» **DIRECTIVE**
Take the entries below and reproduce them word for word.

» **INPUT RECORDS**
┄┄┄┄┄┄

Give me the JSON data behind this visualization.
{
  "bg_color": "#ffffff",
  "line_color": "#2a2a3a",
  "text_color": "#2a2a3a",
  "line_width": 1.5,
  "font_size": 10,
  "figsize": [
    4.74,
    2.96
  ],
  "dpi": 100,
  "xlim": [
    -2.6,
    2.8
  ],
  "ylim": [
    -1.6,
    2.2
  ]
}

┄┄┄┄┄┄

» **ANSWER TO THE PROBLEM**
Give me the JSON data behind this visualization.
{
  "bg_color": "#ffffff",
  "line_color": "#2a2a3a",
  "text_color": "#2a2a3a",
  "line_width": 1.5,
  "font_size": 10,
  "figsize": [
    4.74,
    2.96
  ],
  "dpi": 100,
  "xlim": [
    -2.6,
    2.8
  ],
  "ylim": [
    -1.6,
    2.2
  ]
}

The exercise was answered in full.